Work to be completed :: Repeat, without any change, the entries presented below.
--- START Data to use ---
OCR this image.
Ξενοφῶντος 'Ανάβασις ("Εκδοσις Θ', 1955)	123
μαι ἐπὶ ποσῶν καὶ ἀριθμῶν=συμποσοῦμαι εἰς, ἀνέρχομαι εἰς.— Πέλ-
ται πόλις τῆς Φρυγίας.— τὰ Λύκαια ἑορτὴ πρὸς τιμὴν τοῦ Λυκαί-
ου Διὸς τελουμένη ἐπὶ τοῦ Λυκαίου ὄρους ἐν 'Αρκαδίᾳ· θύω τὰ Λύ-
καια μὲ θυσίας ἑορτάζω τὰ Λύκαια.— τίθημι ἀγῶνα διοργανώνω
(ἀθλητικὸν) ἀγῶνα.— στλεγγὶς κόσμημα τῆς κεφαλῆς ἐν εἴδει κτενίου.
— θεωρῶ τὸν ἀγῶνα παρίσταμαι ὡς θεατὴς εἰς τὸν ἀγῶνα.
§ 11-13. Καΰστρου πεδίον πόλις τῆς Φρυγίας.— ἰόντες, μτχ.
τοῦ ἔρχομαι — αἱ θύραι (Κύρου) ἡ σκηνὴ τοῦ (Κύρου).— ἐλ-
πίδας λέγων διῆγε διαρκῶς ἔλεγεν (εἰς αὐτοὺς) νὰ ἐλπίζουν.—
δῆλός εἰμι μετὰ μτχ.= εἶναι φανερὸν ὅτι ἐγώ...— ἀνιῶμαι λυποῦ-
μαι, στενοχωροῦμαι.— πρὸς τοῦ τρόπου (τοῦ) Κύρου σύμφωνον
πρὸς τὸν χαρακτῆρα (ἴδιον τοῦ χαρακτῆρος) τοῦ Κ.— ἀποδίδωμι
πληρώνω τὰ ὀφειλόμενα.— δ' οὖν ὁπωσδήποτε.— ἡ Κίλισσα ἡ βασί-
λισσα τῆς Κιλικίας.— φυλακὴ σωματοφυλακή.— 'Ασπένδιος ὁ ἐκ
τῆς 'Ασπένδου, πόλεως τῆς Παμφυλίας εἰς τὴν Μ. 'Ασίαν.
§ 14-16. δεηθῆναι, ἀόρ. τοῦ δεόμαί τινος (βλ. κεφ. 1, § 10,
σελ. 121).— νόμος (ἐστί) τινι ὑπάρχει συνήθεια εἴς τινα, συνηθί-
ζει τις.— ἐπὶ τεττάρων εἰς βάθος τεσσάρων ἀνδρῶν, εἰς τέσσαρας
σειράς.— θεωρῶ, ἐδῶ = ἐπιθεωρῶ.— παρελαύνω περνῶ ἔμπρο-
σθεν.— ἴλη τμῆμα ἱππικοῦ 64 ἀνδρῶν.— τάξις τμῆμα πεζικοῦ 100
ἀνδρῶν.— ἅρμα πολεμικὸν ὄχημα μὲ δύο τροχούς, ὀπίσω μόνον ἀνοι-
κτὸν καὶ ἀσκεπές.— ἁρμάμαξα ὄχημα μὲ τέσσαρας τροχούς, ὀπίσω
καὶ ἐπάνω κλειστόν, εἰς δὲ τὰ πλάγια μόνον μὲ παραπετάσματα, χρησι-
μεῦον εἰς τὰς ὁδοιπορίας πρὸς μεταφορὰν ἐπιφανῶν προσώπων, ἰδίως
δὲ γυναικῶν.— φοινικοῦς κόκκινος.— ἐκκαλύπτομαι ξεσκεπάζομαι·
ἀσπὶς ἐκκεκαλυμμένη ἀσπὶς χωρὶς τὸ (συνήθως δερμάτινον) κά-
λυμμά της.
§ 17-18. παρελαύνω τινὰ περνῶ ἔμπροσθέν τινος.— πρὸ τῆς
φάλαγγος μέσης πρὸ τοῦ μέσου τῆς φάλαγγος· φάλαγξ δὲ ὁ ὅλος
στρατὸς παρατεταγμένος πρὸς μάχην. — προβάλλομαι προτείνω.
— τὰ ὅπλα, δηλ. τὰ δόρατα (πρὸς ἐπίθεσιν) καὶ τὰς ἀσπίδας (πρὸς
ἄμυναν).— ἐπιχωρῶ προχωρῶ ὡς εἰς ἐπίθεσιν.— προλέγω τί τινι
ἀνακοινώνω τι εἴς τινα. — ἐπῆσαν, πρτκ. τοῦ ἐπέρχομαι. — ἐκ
--- END Data to use ---
Task result ::
OCR this image.
Ξενοφῶντος 'Ανάβασις ("Εκδοσις Θ', 1955)	123
μαι ἐπὶ ποσῶν καὶ ἀριθμῶν=συμποσοῦμαι εἰς, ἀνέρχομαι εἰς.— Πέλ-
ται πόλις τῆς Φρυγίας.— τὰ Λύκαια ἑορτὴ πρὸς τιμὴν τοῦ Λυκαί-
ου Διὸς τελουμένη ἐπὶ τοῦ Λυκαίου ὄρους ἐν 'Αρκαδίᾳ· θύω τὰ Λύ-
καια μὲ θυσίας ἑορτάζω τὰ Λύκαια.— τίθημι ἀγῶνα διοργανώνω
(ἀθλητικὸν) ἀγῶνα.— στλεγγὶς κόσμημα τῆς κεφαλῆς ἐν εἴδει κτενίου.
— θεωρῶ τὸν ἀγῶνα παρίσταμαι ὡς θεατὴς εἰς τὸν ἀγῶνα.
§ 11-13. Καΰστρου πεδίον πόλις τῆς Φρυγίας.— ἰόντες, μτχ.
τοῦ ἔρχομαι — αἱ θύραι (Κύρου) ἡ σκηνὴ τοῦ (Κύρου).— ἐλ-
πίδας λέγων διῆγε διαρκῶς ἔλεγεν (εἰς αὐτοὺς) νὰ ἐλπίζουν.—
δῆλός εἰμι μετὰ μτχ.= εἶναι φανερὸν ὅτι ἐγώ...— ἀνιῶμαι λυποῦ-
μαι, στενοχωροῦμαι.— πρὸς τοῦ τρόπου (τοῦ) Κύρου σύμφωνον
πρὸς τὸν χαρακτῆρα (ἴδιον τοῦ χαρακτῆρος) τοῦ Κ.— ἀποδίδωμι
πληρώνω τὰ ὀφειλόμενα.— δ' οὖν ὁπωσδήποτε.— ἡ Κίλισσα ἡ βασί-
λισσα τῆς Κιλικίας.— φυλακὴ σωματοφυλακή.— 'Ασπένδιος ὁ ἐκ
τῆς 'Ασπένδου, πόλεως τῆς Παμφυλίας εἰς τὴν Μ. 'Ασίαν.
§ 14-16. δεηθῆναι, ἀόρ. τοῦ δεόμαί τινος (βλ. κεφ. 1, § 10,
σελ. 121).— νόμος (ἐστί) τινι ὑπάρχει συνήθεια εἴς τινα, συνηθί-
ζει τις.— ἐπὶ τεττάρων εἰς βάθος τεσσάρων ἀνδρῶν, εἰς τέσσαρας
σειράς.— θεωρῶ, ἐδῶ = ἐπιθεωρῶ.— παρελαύνω περνῶ ἔμπρο-
σθεν.— ἴλη τμῆμα ἱππικοῦ 64 ἀνδρῶν.— τάξις τμῆμα πεζικοῦ 100
ἀνδρῶν.— ἅρμα πολεμικὸν ὄχημα μὲ δύο τροχούς, ὀπίσω μόνον ἀνοι-
κτὸν καὶ ἀσκεπές.— ἁρμάμαξα ὄχημα μὲ τέσσαρας τροχούς, ὀπίσω
καὶ ἐπάνω κλειστόν, εἰς δὲ τὰ πλάγια μόνον μὲ παραπετάσματα, χρησι-
μεῦον εἰς τὰς ὁδοιπορίας πρὸς μεταφορὰν ἐπιφανῶν προσώπων, ἰδίως
δὲ γυναικῶν.— φοινικοῦς κόκκινος.— ἐκκαλύπτομαι ξεσκεπάζομαι·
ἀσπὶς ἐκκεκαλυμμένη ἀσπὶς χωρὶς τὸ (συνήθως δερμάτινον) κά-
λυμμά της.
§ 17-18. παρελαύνω τινὰ περνῶ ἔμπροσθέν τινος.— πρὸ τῆς
φάλαγγος μέσης πρὸ τοῦ μέσου τῆς φάλαγγος· φάλαγξ δὲ ὁ ὅλος
στρατὸς παρατεταγμένος πρὸς μάχην. — προβάλλομαι προτείνω.
— τὰ ὅπλα, δηλ. τὰ δόρατα (πρὸς ἐπίθεσιν) καὶ τὰς ἀσπίδας (πρὸς
ἄμυναν).— ἐπιχωρῶ προχωρῶ ὡς εἰς ἐπίθεσιν.— προλέγω τί τινι
ἀνακοινώνω τι εἴς τινα. — ἐπῆσαν, πρτκ. τοῦ ἐπέρχομαι. — ἐκ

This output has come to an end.